Only the number is needed: how many lines of the records include "miesięcy"?

[Collected data entries]
=-=-=-=-=

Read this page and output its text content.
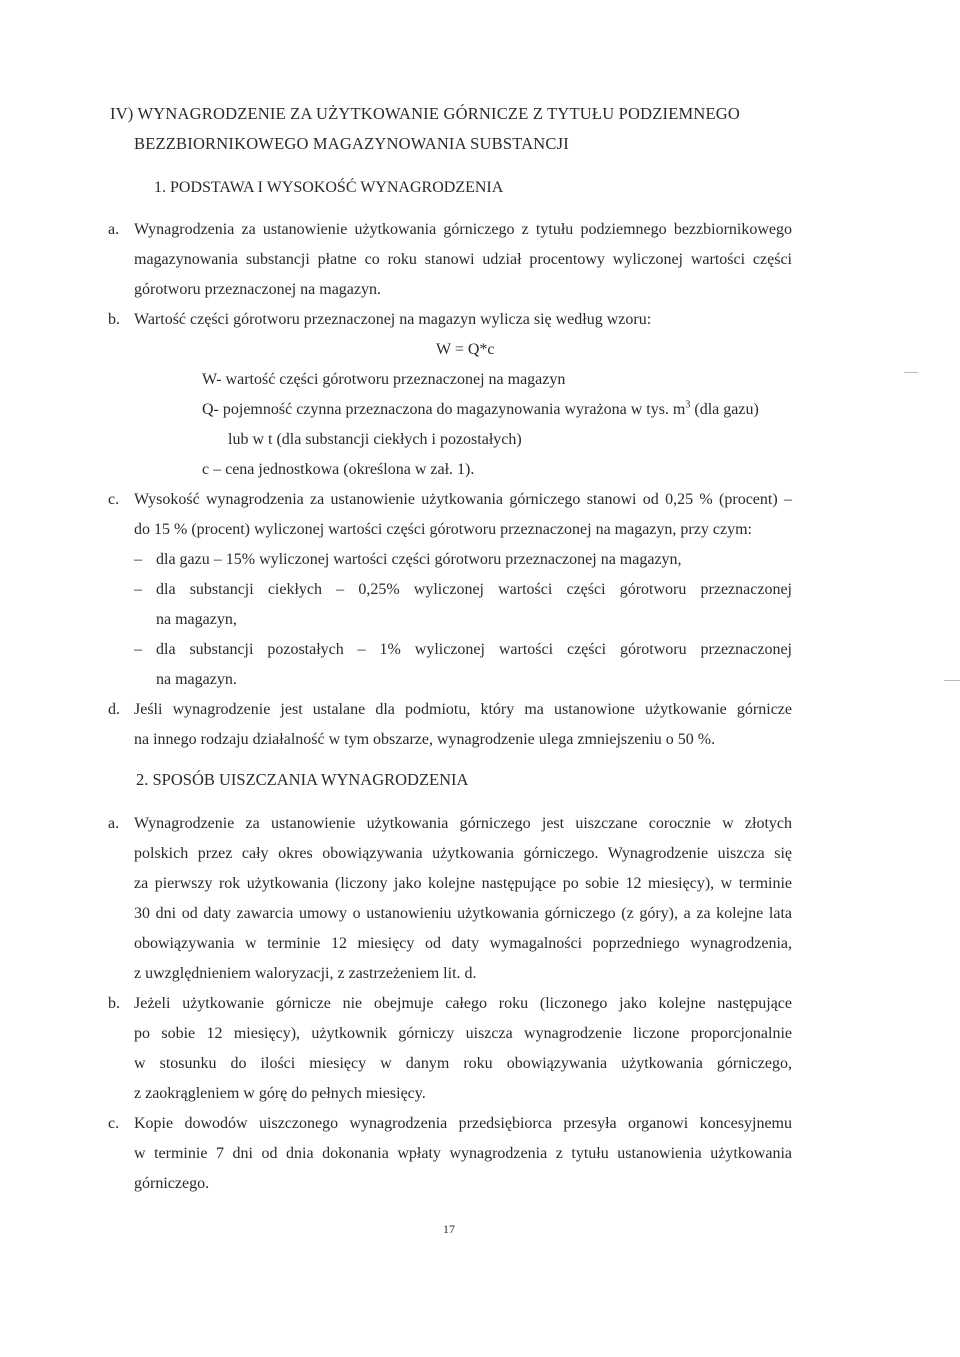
IV) WYNAGRODZENIE ZA UŻYTKOWANIE GÓRNICZE Z TYTUŁU PODZIEMNEGO
BEZZBIORNIKOWEGO MAGAZYNOWANIA SUBSTANCJI
1. PODSTAWA I WYSOKOŚĆ WYNAGRODZENIA
a. Wynagrodzenia za ustanowienie użytkowania górniczego z tytułu podziemnego bezzbiornikowego
magazynowania substancji płatne co roku stanowi udział procentowy wyliczonej wartości części
górotworu przeznaczonej na magazyn.
b. Wartość części górotworu przeznaczonej na magazyn wylicza się według wzoru:
W = Q*c
W- wartość części górotworu przeznaczonej na magazyn
Q- pojemność czynna przeznaczona do magazynowania wyrażona w tys. $m^3$ (dla gazu)
lub w t (dla substancji ciekłych i pozostałych)
c – cena jednostkowa (określona w zał. 1).
c. Wysokość wynagrodzenia za ustanowienie użytkowania górniczego stanowi od 0,25 % (procent) –
do 15 % (procent) wyliczonej wartości części górotworu przeznaczonej na magazyn, przy czym:
– dla gazu – 15% wyliczonej wartości części górotworu przeznaczonej na magazyn,
– dla substancji ciekłych – 0,25% wyliczonej wartości części górotworu przeznaczonej
na magazyn,
– dla substancji pozostałych – 1% wyliczonej wartości części górotworu przeznaczonej
na magazyn.
d. Jeśli wynagrodzenie jest ustalane dla podmiotu, który ma ustanowione użytkowanie górnicze
na innego rodzaju działalność w tym obszarze, wynagrodzenie ulega zmniejszeniu o 50 %.
2. SPOSÓB UISZCZANIA WYNAGRODZENIA
a. Wynagrodzenie za ustanowienie użytkowania górniczego jest uiszczane corocznie w złotych
polskich przez cały okres obowiązywania użytkowania górniczego. Wynagrodzenie uiszcza się
za pierwszy rok użytkowania (liczony jako kolejne następujące po sobie 12 miesięcy), w terminie
30 dni od daty zawarcia umowy o ustanowieniu użytkowania górniczego (z góry), a za kolejne lata
obowiązywania w terminie 12 miesięcy od daty wymagalności poprzedniego wynagrodzenia,
z uwzględnieniem waloryzacji, z zastrzeżeniem lit. d.
b. Jeżeli użytkowanie górnicze nie obejmuje całego roku (liczonego jako kolejne następujące
po sobie 12 miesięcy), użytkownik górniczy uiszcza wynagrodzenie liczone proporcjonalnie
w stosunku do ilości miesięcy w danym roku obowiązywania użytkowania górniczego,
z zaokrągleniem w górę do pełnych miesięcy.
c. Kopie dowodów uiszczonego wynagrodzenia przedsiębiorca przesyła organowi koncesyjnemu
w terminie 7 dni od dnia dokonania wpłaty wynagrodzenia z tytułu ustanowienia użytkowania
górniczego.
17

=-=-=-=-=

→ Task answer
5